__Exercise goal__.
Figure out how many lines of the material below contain the word "JSON". Answer with the number only.

__Input for this task__.
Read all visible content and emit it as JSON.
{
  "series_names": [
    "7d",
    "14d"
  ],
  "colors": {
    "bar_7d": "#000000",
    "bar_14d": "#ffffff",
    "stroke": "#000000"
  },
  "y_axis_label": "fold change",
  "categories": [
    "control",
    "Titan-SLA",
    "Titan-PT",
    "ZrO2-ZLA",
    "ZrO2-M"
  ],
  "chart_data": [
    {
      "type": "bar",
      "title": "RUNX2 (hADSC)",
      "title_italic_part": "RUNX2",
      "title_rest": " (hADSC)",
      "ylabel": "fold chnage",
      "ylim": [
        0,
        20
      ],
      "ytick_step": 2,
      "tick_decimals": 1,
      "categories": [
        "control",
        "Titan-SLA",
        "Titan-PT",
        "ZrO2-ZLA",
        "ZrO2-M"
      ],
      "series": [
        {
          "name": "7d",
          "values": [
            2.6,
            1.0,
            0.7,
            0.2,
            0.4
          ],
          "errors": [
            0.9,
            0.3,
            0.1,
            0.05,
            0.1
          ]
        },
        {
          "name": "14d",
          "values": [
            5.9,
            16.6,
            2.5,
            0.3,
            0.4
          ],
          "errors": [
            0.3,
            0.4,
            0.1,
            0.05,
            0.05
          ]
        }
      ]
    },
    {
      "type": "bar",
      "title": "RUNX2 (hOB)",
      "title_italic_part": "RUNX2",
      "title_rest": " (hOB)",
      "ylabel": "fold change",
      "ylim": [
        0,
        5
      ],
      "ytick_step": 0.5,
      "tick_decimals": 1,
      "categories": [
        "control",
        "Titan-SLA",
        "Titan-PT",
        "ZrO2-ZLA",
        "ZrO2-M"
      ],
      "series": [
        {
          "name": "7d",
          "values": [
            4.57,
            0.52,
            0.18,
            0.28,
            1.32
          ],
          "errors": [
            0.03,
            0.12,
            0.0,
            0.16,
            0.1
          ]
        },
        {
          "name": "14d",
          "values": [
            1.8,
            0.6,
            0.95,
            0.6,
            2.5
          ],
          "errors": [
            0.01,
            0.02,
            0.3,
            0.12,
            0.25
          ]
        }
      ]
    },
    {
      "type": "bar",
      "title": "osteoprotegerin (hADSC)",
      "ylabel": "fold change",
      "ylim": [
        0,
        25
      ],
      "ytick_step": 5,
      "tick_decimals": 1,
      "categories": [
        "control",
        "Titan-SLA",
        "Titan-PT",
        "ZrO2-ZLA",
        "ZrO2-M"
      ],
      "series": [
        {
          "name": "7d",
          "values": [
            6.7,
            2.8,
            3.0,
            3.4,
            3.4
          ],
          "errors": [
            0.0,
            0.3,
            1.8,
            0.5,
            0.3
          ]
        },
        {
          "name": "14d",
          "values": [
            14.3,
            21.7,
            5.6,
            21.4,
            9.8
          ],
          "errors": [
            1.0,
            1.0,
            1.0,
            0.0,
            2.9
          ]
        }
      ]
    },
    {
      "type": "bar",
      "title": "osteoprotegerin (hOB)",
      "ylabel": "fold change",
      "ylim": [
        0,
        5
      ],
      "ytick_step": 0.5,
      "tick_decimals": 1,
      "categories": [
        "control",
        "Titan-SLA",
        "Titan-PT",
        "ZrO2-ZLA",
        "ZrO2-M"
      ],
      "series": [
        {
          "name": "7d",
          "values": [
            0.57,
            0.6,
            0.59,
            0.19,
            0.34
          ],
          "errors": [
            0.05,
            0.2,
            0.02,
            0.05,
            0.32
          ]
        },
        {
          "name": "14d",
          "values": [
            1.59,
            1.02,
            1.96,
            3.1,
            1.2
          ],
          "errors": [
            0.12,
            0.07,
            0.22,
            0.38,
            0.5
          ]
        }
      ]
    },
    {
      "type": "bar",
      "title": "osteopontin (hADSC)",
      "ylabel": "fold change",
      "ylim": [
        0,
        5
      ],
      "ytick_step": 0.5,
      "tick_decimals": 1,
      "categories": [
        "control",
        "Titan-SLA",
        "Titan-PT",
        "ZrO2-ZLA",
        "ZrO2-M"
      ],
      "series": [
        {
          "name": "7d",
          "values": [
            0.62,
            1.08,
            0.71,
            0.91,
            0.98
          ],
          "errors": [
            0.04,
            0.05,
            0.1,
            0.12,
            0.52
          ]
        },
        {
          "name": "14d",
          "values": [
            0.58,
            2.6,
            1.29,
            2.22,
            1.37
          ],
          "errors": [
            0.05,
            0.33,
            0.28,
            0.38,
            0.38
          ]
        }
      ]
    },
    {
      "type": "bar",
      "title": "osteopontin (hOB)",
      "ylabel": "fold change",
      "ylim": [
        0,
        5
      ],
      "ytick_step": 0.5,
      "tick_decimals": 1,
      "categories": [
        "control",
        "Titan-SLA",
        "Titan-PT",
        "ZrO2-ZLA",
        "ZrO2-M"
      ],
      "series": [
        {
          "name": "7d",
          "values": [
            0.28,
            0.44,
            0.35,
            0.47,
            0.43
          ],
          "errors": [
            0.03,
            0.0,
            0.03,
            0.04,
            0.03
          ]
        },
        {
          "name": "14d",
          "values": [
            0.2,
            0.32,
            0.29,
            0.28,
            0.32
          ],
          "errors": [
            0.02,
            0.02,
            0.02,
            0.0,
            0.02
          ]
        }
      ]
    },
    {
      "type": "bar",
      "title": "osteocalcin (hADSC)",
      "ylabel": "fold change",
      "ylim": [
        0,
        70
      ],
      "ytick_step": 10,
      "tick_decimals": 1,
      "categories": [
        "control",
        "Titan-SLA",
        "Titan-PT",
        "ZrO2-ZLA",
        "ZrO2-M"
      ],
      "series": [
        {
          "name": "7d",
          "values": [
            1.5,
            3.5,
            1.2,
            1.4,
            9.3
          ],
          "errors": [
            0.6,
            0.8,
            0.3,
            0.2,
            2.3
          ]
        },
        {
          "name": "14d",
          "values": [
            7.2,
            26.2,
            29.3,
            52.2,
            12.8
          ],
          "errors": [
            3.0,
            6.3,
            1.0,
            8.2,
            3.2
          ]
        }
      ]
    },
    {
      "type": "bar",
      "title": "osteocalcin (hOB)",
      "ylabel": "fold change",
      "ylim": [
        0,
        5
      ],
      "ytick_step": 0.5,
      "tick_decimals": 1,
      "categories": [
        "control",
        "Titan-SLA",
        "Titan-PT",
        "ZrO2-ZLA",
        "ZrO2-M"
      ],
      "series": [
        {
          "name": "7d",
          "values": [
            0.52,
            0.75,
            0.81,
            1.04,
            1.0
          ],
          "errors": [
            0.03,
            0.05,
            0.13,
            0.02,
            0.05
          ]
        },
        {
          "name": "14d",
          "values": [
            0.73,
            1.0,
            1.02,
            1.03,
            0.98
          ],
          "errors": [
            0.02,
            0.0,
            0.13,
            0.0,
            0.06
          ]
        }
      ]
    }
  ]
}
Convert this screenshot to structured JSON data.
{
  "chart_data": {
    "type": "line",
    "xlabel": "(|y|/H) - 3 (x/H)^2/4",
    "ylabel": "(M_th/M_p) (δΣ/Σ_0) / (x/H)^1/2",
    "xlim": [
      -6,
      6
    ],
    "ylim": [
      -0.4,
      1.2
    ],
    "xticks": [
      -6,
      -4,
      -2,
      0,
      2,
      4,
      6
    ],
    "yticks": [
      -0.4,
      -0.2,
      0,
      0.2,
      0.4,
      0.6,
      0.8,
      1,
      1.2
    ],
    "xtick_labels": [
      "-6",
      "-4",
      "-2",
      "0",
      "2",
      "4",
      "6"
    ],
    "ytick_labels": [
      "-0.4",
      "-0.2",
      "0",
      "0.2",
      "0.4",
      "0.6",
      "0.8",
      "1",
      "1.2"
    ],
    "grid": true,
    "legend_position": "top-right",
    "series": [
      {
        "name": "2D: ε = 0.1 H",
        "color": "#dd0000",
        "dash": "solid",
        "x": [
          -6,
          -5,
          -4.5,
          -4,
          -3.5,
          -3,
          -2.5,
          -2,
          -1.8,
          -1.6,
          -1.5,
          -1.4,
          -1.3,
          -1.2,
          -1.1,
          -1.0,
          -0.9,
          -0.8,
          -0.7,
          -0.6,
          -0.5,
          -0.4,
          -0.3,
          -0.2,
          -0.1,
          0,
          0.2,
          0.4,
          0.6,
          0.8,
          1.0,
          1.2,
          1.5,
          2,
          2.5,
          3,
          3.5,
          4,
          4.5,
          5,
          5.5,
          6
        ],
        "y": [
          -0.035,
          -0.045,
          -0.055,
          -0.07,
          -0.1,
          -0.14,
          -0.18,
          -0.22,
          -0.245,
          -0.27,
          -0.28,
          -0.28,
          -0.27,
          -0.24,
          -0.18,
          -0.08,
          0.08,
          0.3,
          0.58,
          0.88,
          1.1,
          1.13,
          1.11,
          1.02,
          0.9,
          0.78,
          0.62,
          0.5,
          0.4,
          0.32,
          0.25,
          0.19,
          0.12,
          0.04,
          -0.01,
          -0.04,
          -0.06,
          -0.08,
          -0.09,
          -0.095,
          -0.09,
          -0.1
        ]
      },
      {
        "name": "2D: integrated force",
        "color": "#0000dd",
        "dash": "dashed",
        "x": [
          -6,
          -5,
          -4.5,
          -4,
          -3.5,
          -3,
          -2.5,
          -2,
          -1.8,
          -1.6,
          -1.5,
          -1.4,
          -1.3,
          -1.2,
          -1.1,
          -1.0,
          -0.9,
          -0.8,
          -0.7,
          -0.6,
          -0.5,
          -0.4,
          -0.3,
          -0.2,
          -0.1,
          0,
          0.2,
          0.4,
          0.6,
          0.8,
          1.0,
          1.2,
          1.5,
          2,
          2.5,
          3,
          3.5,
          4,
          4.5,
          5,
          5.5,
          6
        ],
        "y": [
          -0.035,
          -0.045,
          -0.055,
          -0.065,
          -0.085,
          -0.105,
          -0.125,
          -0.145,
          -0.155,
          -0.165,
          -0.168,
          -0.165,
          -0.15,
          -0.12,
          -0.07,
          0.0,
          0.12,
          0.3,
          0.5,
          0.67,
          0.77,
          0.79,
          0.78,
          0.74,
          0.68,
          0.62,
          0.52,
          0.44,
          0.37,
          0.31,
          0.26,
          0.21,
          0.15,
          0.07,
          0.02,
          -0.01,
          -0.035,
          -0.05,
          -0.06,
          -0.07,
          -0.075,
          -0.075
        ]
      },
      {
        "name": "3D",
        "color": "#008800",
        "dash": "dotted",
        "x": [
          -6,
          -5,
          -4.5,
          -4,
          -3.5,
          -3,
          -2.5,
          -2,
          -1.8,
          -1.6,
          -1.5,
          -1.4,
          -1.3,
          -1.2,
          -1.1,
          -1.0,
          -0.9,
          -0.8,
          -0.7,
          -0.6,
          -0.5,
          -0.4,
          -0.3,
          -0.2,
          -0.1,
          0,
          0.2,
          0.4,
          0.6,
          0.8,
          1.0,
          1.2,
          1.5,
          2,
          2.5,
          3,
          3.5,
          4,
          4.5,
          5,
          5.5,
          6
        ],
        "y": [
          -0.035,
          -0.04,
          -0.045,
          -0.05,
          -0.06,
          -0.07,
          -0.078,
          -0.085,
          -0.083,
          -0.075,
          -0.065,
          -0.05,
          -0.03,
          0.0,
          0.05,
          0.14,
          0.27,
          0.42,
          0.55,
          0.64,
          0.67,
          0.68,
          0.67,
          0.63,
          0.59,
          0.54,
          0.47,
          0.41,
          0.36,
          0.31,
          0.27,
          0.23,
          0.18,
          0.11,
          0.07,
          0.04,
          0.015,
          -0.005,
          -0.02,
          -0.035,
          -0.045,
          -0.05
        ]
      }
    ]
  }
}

__Answer below__.
2